» Available data
:::::
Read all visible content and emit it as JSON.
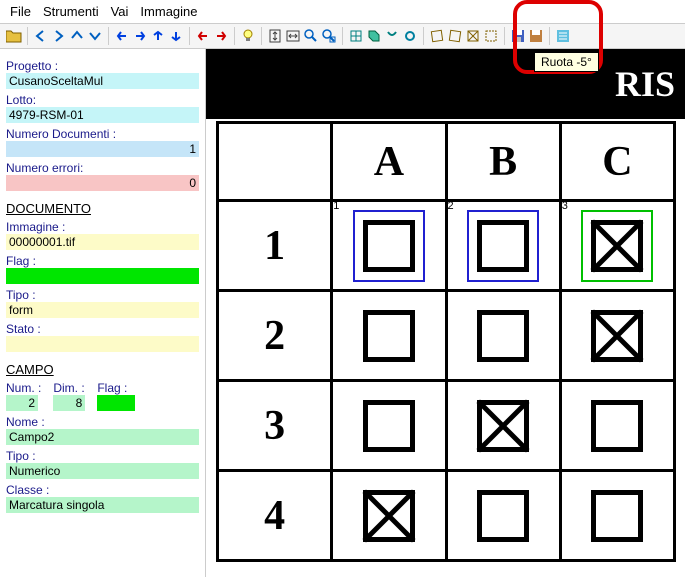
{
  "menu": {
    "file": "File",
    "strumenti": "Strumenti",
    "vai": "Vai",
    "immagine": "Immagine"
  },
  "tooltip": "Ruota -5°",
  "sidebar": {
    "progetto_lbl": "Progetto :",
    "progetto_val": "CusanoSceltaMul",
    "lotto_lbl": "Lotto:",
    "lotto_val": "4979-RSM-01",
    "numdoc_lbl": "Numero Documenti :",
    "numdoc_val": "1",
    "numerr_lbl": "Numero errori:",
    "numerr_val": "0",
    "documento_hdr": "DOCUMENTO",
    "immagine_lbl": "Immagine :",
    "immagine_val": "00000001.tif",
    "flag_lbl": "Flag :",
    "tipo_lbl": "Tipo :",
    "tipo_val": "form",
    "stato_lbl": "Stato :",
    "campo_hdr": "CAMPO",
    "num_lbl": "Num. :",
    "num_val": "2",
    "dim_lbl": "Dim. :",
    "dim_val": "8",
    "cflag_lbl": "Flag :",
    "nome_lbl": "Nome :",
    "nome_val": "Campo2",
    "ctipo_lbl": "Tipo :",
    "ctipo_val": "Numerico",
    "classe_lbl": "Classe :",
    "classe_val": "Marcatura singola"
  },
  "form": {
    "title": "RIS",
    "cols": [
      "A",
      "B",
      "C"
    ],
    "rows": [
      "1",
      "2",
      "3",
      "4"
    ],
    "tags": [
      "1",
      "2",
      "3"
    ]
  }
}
:::::
» The exercise
Repeat all the data as it stands, dropping any images it holds.

» Correct result
Read all visible content and emit it as JSON.
{
  "menu": {
    "file": "File",
    "strumenti": "Strumenti",
    "vai": "Vai",
    "immagine": "Immagine"
  },
  "tooltip": "Ruota -5°",
  "sidebar": {
    "progetto_lbl": "Progetto :",
    "progetto_val": "CusanoSceltaMul",
    "lotto_lbl": "Lotto:",
    "lotto_val": "4979-RSM-01",
    "numdoc_lbl": "Numero Documenti :",
    "numdoc_val": "1",
    "numerr_lbl": "Numero errori:",
    "numerr_val": "0",
    "documento_hdr": "DOCUMENTO",
    "immagine_lbl": "Immagine :",
    "immagine_val": "00000001.tif",
    "flag_lbl": "Flag :",
    "tipo_lbl": "Tipo :",
    "tipo_val": "form",
    "stato_lbl": "Stato :",
    "campo_hdr": "CAMPO",
    "num_lbl": "Num. :",
    "num_val": "2",
    "dim_lbl": "Dim. :",
    "dim_val": "8",
    "cflag_lbl": "Flag :",
    "nome_lbl": "Nome :",
    "nome_val": "Campo2",
    "ctipo_lbl": "Tipo :",
    "ctipo_val": "Numerico",
    "classe_lbl": "Classe :",
    "classe_val": "Marcatura singola"
  },
  "form": {
    "title": "RIS",
    "cols": [
      "A",
      "B",
      "C"
    ],
    "rows": [
      "1",
      "2",
      "3",
      "4"
    ],
    "tags": [
      "1",
      "2",
      "3"
    ]
  }
}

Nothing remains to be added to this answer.